> _What is expected_
Which lines include the word "условий"? Copy each of them.

> _Dataset_
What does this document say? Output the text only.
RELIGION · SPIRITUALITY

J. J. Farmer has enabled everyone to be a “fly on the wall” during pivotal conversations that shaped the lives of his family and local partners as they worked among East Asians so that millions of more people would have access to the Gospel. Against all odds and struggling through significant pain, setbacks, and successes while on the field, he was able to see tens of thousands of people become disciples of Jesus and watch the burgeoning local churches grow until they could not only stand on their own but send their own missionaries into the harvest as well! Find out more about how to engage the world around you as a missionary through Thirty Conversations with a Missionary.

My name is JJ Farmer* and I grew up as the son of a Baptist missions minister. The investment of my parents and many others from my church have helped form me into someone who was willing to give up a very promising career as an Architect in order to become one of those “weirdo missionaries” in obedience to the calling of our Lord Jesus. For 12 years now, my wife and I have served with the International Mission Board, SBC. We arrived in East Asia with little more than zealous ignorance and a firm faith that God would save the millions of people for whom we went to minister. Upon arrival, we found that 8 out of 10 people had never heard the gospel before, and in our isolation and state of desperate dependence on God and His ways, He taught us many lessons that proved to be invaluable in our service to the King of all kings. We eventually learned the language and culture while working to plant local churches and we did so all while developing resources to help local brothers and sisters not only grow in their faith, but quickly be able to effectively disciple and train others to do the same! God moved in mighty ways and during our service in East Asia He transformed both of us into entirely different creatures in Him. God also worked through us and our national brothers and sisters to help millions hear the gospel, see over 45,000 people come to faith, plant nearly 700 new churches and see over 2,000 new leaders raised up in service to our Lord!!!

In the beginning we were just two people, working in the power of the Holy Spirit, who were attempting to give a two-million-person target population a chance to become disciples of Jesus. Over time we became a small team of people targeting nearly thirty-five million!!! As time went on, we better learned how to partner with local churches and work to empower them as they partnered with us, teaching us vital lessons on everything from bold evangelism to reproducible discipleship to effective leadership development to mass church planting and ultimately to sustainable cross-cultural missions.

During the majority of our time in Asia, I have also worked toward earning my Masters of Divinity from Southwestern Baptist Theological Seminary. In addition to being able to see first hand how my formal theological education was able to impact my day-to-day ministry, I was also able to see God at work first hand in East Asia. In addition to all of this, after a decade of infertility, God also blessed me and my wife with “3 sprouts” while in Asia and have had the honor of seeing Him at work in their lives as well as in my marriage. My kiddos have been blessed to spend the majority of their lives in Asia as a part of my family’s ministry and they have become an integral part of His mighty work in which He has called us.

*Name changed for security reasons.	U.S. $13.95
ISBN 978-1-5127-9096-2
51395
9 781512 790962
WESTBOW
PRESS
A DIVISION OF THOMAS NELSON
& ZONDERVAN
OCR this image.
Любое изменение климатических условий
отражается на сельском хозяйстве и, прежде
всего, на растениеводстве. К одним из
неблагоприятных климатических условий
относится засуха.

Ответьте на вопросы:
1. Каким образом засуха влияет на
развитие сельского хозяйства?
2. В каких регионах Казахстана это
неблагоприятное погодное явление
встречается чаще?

> _Reply to the exercise_
Любое изменение климатических условий
неблагоприятных климатических условий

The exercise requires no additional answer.